■ **THE TASK**
In your copy, include every line of the listing below exactly but none of the pictures.
## Begin ITEMS
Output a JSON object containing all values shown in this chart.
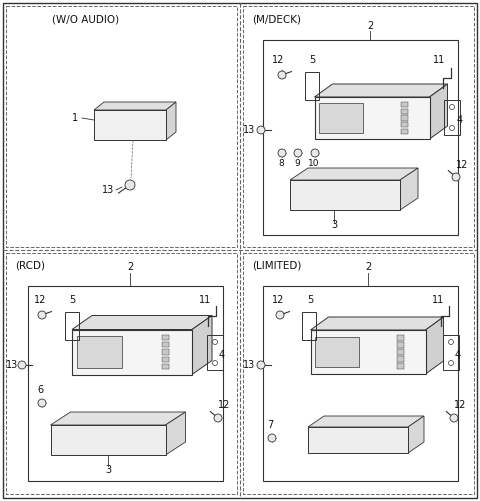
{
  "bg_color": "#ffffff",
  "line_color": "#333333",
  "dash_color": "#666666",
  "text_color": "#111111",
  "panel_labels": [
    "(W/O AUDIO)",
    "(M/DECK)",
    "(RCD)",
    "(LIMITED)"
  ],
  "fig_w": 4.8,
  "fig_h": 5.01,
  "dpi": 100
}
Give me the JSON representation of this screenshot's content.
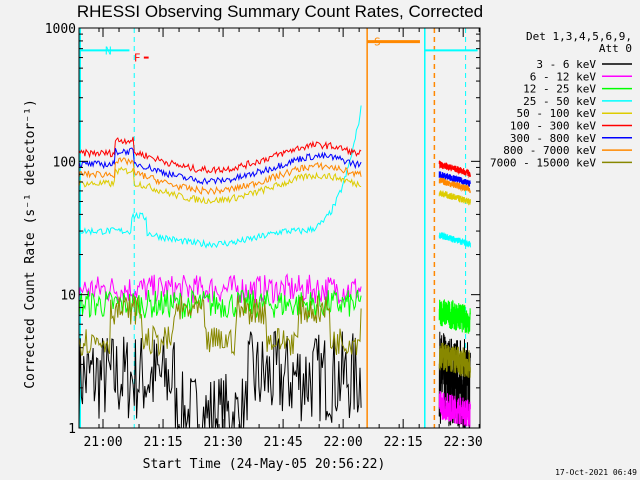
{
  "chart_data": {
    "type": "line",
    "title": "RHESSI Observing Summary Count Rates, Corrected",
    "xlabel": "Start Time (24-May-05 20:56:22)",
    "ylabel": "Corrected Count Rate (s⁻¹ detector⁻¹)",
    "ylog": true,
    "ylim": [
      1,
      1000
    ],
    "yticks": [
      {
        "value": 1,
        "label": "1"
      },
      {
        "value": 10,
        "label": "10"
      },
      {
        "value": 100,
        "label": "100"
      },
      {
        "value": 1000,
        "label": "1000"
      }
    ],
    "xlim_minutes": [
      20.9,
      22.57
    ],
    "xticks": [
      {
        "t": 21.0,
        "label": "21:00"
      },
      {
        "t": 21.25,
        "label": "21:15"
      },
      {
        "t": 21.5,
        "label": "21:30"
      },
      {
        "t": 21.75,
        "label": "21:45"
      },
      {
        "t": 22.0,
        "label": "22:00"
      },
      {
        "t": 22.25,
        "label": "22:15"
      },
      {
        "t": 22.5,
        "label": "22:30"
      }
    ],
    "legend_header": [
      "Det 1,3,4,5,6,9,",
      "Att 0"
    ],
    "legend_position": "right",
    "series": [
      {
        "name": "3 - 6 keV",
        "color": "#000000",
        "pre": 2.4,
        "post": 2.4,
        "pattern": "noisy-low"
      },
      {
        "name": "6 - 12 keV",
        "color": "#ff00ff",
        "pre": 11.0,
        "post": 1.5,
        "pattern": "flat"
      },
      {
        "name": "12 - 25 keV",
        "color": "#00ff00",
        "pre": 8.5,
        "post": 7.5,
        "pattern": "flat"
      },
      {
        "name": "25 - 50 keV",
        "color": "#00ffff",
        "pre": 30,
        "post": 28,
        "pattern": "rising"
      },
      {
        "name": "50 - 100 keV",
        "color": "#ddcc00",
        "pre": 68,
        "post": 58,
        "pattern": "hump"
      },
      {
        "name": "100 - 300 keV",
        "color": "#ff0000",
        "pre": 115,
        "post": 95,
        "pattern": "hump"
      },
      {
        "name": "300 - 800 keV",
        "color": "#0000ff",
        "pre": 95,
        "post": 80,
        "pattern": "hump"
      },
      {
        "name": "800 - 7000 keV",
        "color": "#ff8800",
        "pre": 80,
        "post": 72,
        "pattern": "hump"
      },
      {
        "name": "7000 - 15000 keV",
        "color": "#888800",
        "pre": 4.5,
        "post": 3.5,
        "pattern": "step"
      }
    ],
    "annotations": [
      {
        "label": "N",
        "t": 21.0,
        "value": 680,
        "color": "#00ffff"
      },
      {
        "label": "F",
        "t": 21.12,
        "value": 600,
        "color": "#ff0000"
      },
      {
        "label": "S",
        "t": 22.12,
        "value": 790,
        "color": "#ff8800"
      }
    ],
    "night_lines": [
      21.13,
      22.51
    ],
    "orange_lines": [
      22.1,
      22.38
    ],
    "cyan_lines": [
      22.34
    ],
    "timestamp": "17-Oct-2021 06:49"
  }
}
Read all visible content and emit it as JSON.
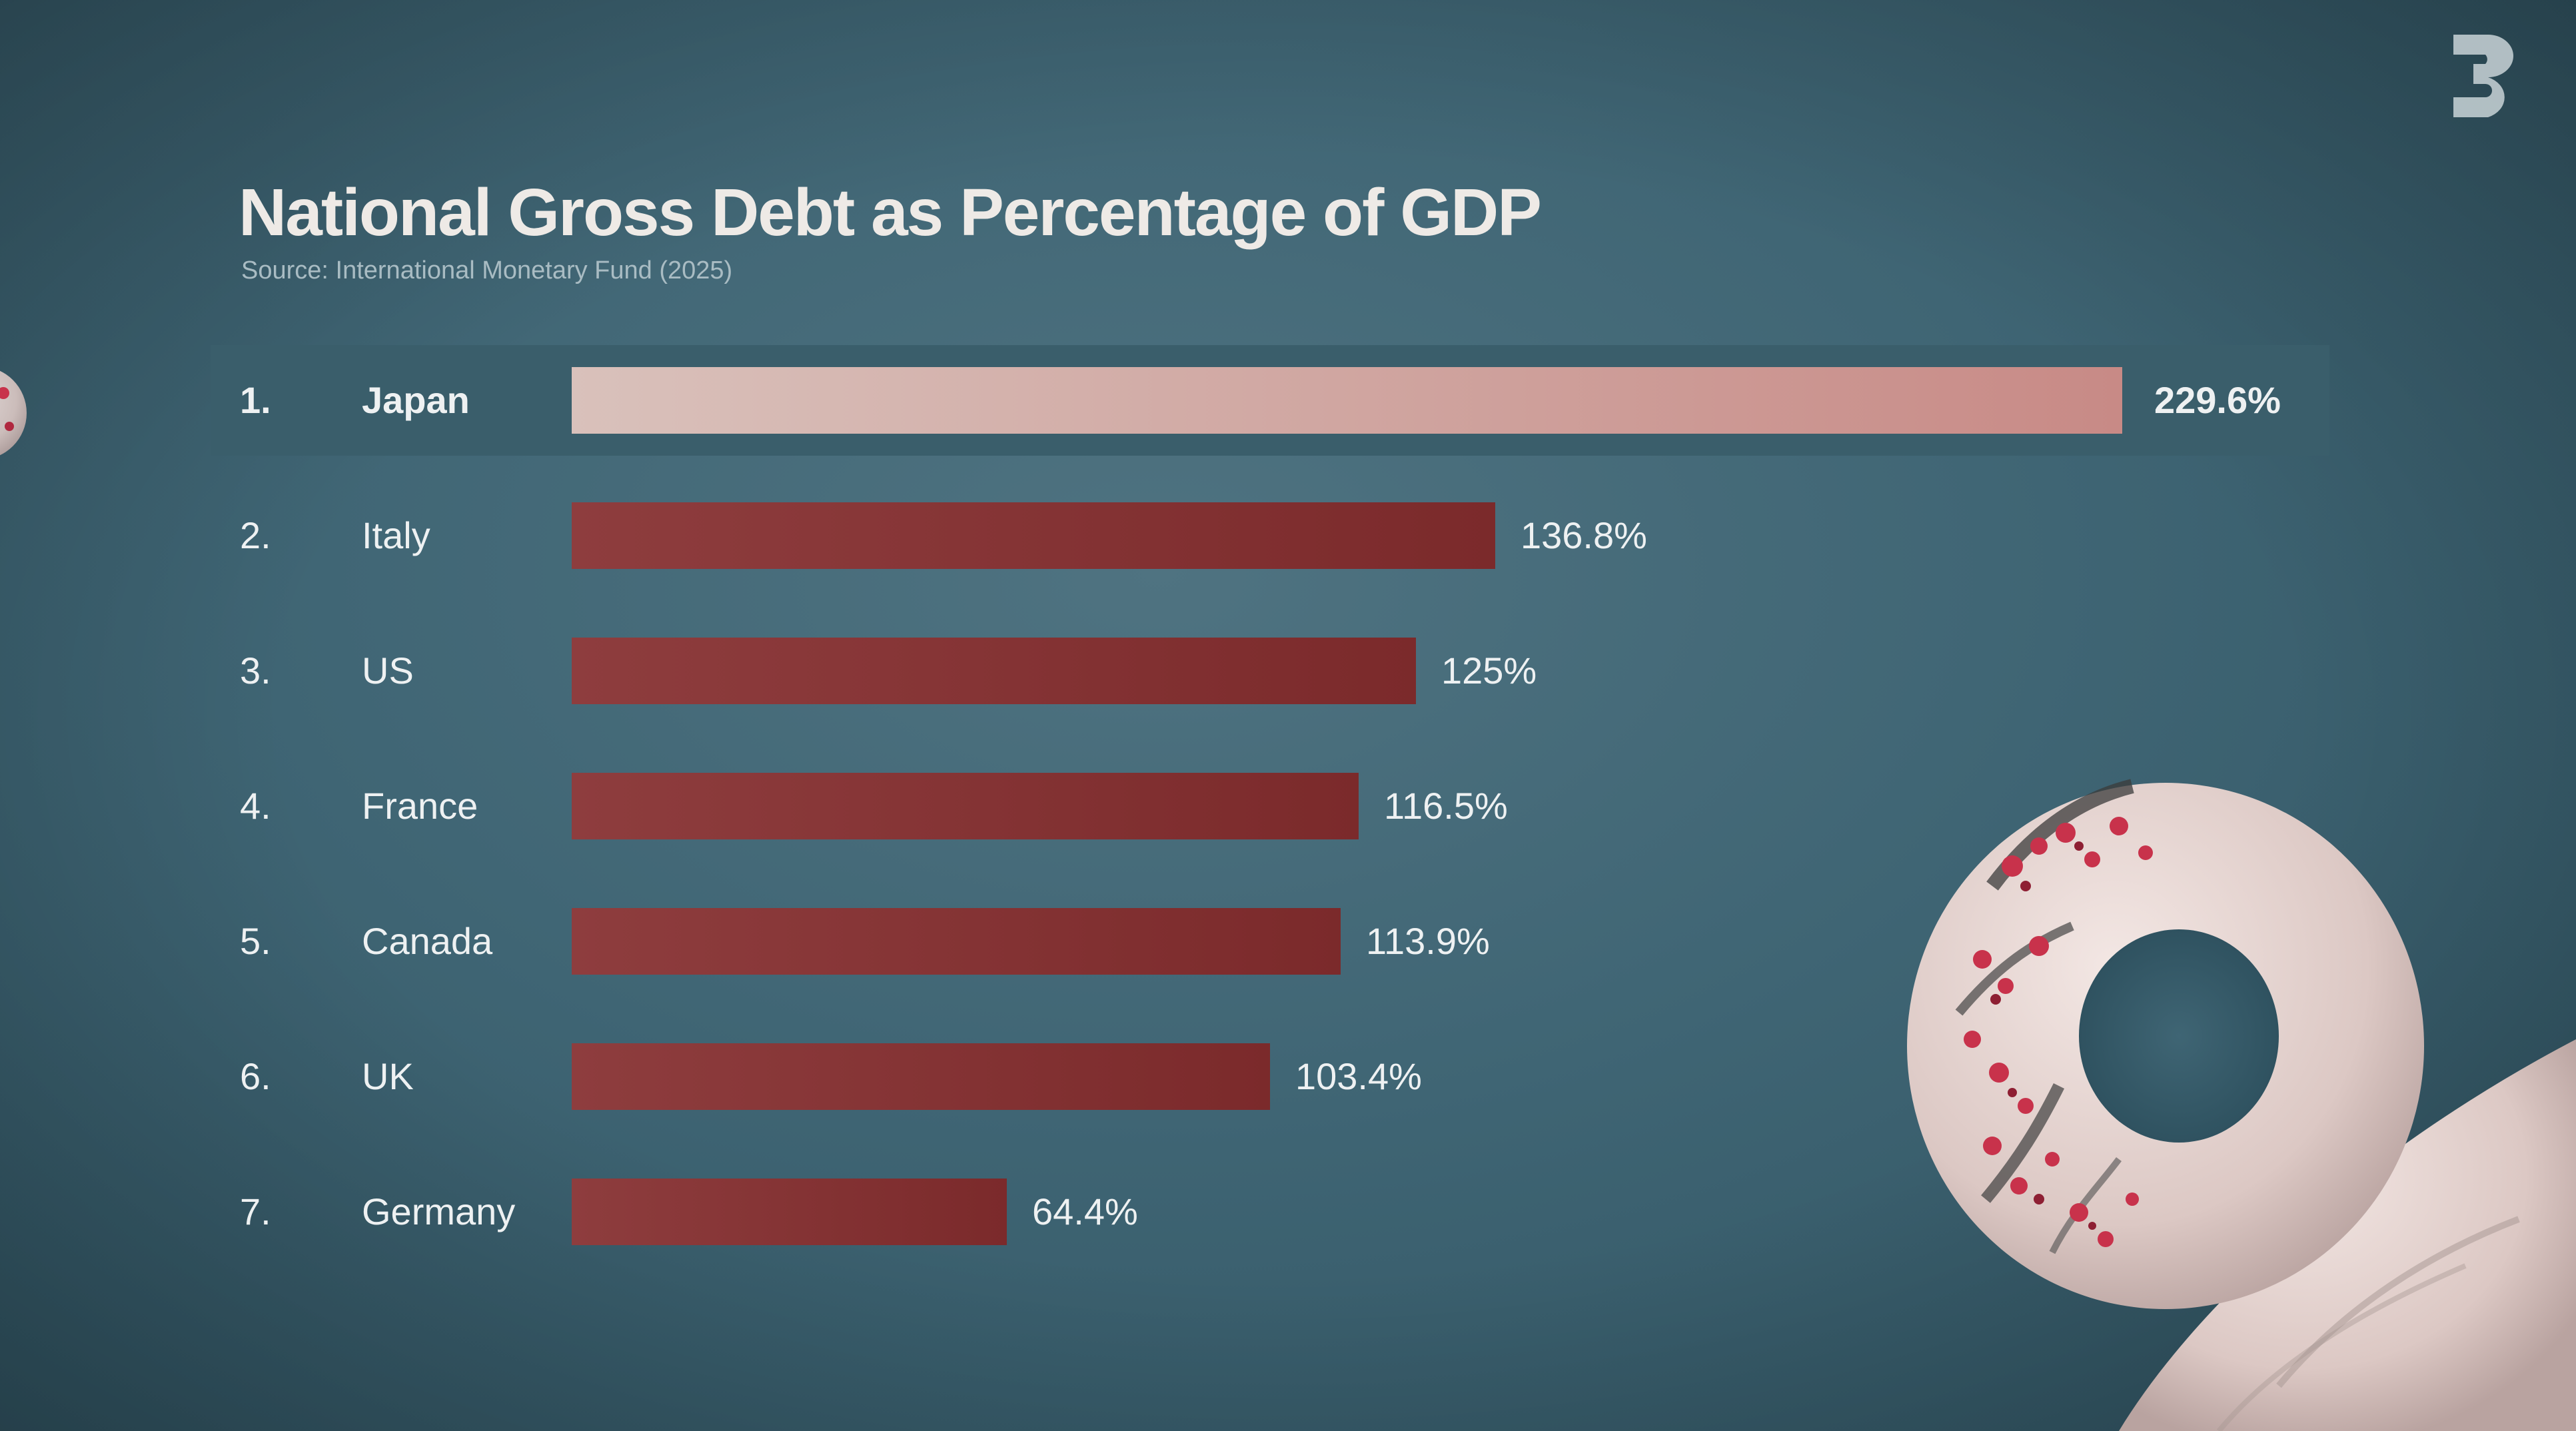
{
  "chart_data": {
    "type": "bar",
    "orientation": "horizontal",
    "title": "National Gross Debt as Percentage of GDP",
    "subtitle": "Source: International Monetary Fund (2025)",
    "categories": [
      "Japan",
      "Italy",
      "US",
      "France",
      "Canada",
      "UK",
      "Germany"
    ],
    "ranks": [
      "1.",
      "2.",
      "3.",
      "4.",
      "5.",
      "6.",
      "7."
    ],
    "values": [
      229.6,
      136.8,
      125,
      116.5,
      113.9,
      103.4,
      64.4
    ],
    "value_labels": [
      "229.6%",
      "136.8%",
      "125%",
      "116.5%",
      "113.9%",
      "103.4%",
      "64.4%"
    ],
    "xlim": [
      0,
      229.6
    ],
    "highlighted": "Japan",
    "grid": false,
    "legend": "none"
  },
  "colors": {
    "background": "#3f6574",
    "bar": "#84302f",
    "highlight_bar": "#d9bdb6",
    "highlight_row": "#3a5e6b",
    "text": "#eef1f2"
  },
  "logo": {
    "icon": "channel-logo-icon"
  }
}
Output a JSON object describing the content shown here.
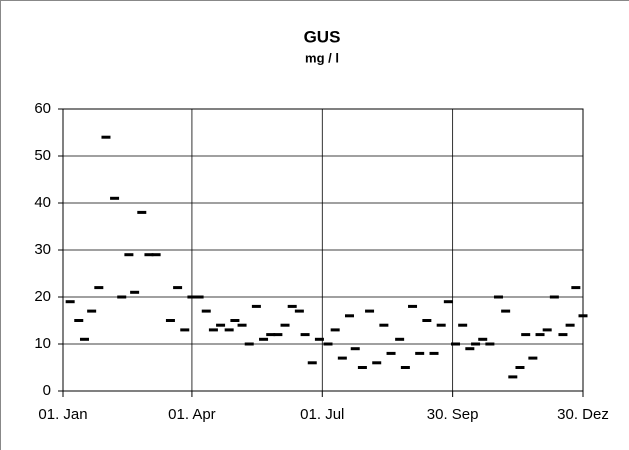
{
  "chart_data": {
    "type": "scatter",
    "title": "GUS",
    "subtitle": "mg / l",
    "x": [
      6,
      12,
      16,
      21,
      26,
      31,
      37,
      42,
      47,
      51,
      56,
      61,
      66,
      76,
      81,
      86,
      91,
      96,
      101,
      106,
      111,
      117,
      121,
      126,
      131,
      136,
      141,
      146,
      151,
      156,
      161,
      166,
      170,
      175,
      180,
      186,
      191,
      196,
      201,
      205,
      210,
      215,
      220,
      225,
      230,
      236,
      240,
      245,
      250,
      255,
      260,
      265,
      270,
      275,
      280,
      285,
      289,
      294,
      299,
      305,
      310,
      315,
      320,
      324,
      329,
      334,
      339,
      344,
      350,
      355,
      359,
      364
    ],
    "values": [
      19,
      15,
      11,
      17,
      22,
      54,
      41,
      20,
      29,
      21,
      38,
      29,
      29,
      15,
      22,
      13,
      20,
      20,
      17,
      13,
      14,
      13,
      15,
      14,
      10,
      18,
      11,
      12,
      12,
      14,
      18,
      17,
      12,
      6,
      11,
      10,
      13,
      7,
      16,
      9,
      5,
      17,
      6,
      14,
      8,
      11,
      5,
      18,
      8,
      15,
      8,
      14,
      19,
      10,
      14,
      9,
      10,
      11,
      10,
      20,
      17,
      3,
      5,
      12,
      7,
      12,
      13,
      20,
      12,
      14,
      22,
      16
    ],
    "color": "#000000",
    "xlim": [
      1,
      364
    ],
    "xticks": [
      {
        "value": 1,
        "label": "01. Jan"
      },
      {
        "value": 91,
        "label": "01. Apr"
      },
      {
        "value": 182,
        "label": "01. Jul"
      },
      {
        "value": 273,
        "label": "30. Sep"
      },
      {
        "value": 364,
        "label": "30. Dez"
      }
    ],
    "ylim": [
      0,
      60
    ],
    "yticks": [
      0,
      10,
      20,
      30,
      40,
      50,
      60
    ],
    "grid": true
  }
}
## End ITEMS
■ **THE SOLUTION**
Output a JSON object containing all values shown in this chart.
{
  "bg_color": "#ffffff",
  "line_color": "#333333",
  "dash_color": "#666666",
  "text_color": "#111111",
  "panel_labels": [
    "(W/O AUDIO)",
    "(M/DECK)",
    "(RCD)",
    "(LIMITED)"
  ],
  "fig_w": 4.8,
  "fig_h": 5.01,
  "dpi": 100
}
Give me the JSON representation of this screenshot's content.
{
  "chart_data": {
    "type": "line",
    "title": "RHESSI Observing Summary Count Rates, Corrected",
    "xlabel": "Start Time (24-May-05 20:56:22)",
    "ylabel": "Corrected Count Rate (s⁻¹ detector⁻¹)",
    "ylog": true,
    "ylim": [
      1,
      1000
    ],
    "yticks": [
      {
        "value": 1,
        "label": "1"
      },
      {
        "value": 10,
        "label": "10"
      },
      {
        "value": 100,
        "label": "100"
      },
      {
        "value": 1000,
        "label": "1000"
      }
    ],
    "xlim_minutes": [
      20.9,
      22.57
    ],
    "xticks": [
      {
        "t": 21.0,
        "label": "21:00"
      },
      {
        "t": 21.25,
        "label": "21:15"
      },
      {
        "t": 21.5,
        "label": "21:30"
      },
      {
        "t": 21.75,
        "label": "21:45"
      },
      {
        "t": 22.0,
        "label": "22:00"
      },
      {
        "t": 22.25,
        "label": "22:15"
      },
      {
        "t": 22.5,
        "label": "22:30"
      }
    ],
    "legend_header": [
      "Det 1,3,4,5,6,9,",
      "Att 0"
    ],
    "legend_position": "right",
    "series": [
      {
        "name": "3 - 6 keV",
        "color": "#000000",
        "pre": 2.4,
        "post": 2.4,
        "pattern": "noisy-low"
      },
      {
        "name": "6 - 12 keV",
        "color": "#ff00ff",
        "pre": 11.0,
        "post": 1.5,
        "pattern": "flat"
      },
      {
        "name": "12 - 25 keV",
        "color": "#00ff00",
        "pre": 8.5,
        "post": 7.5,
        "pattern": "flat"
      },
      {
        "name": "25 - 50 keV",
        "color": "#00ffff",
        "pre": 30,
        "post": 28,
        "pattern": "rising"
      },
      {
        "name": "50 - 100 keV",
        "color": "#ddcc00",
        "pre": 68,
        "post": 58,
        "pattern": "hump"
      },
      {
        "name": "100 - 300 keV",
        "color": "#ff0000",
        "pre": 115,
        "post": 95,
        "pattern": "hump"
      },
      {
        "name": "300 - 800 keV",
        "color": "#0000ff",
        "pre": 95,
        "post": 80,
        "pattern": "hump"
      },
      {
        "name": "800 - 7000 keV",
        "color": "#ff8800",
        "pre": 80,
        "post": 72,
        "pattern": "hump"
      },
      {
        "name": "7000 - 15000 keV",
        "color": "#888800",
        "pre": 4.5,
        "post": 3.5,
        "pattern": "step"
      }
    ],
    "annotations": [
      {
        "label": "N",
        "t": 21.0,
        "value": 680,
        "color": "#00ffff"
      },
      {
        "label": "F",
        "t": 21.12,
        "value": 600,
        "color": "#ff0000"
      },
      {
        "label": "S",
        "t": 22.12,
        "value": 790,
        "color": "#ff8800"
      }
    ],
    "night_lines": [
      21.13,
      22.51
    ],
    "orange_lines": [
      22.1,
      22.38
    ],
    "cyan_lines": [
      22.34
    ],
    "timestamp": "17-Oct-2021 06:49"
  }
}
Read all visible content and emit it as JSON.
{
  "chart_data": {
    "type": "bar",
    "orientation": "horizontal",
    "title": "National Gross Debt as Percentage of GDP",
    "subtitle": "Source: International Monetary Fund (2025)",
    "categories": [
      "Japan",
      "Italy",
      "US",
      "France",
      "Canada",
      "UK",
      "Germany"
    ],
    "ranks": [
      "1.",
      "2.",
      "3.",
      "4.",
      "5.",
      "6.",
      "7."
    ],
    "values": [
      229.6,
      136.8,
      125,
      116.5,
      113.9,
      103.4,
      64.4
    ],
    "value_labels": [
      "229.6%",
      "136.8%",
      "125%",
      "116.5%",
      "113.9%",
      "103.4%",
      "64.4%"
    ],
    "xlim": [
      0,
      229.6
    ],
    "highlighted": "Japan",
    "grid": false,
    "legend": "none"
  },
  "colors": {
    "background": "#3f6574",
    "bar": "#84302f",
    "highlight_bar": "#d9bdb6",
    "highlight_row": "#3a5e6b",
    "text": "#eef1f2"
  },
  "logo": {
    "icon": "channel-logo-icon"
  }
}
Output a JSON object describing the content shown here.
{
  "chart_data": {
    "type": "scatter",
    "title": "GUS",
    "subtitle": "mg / l",
    "x": [
      6,
      12,
      16,
      21,
      26,
      31,
      37,
      42,
      47,
      51,
      56,
      61,
      66,
      76,
      81,
      86,
      91,
      96,
      101,
      106,
      111,
      117,
      121,
      126,
      131,
      136,
      141,
      146,
      151,
      156,
      161,
      166,
      170,
      175,
      180,
      186,
      191,
      196,
      201,
      205,
      210,
      215,
      220,
      225,
      230,
      236,
      240,
      245,
      250,
      255,
      260,
      265,
      270,
      275,
      280,
      285,
      289,
      294,
      299,
      305,
      310,
      315,
      320,
      324,
      329,
      334,
      339,
      344,
      350,
      355,
      359,
      364
    ],
    "values": [
      19,
      15,
      11,
      17,
      22,
      54,
      41,
      20,
      29,
      21,
      38,
      29,
      29,
      15,
      22,
      13,
      20,
      20,
      17,
      13,
      14,
      13,
      15,
      14,
      10,
      18,
      11,
      12,
      12,
      14,
      18,
      17,
      12,
      6,
      11,
      10,
      13,
      7,
      16,
      9,
      5,
      17,
      6,
      14,
      8,
      11,
      5,
      18,
      8,
      15,
      8,
      14,
      19,
      10,
      14,
      9,
      10,
      11,
      10,
      20,
      17,
      3,
      5,
      12,
      7,
      12,
      13,
      20,
      12,
      14,
      22,
      16
    ],
    "color": "#000000",
    "xlim": [
      1,
      364
    ],
    "xticks": [
      {
        "value": 1,
        "label": "01. Jan"
      },
      {
        "value": 91,
        "label": "01. Apr"
      },
      {
        "value": 182,
        "label": "01. Jul"
      },
      {
        "value": 273,
        "label": "30. Sep"
      },
      {
        "value": 364,
        "label": "30. Dez"
      }
    ],
    "ylim": [
      0,
      60
    ],
    "yticks": [
      0,
      10,
      20,
      30,
      40,
      50,
      60
    ],
    "grid": true
  }
}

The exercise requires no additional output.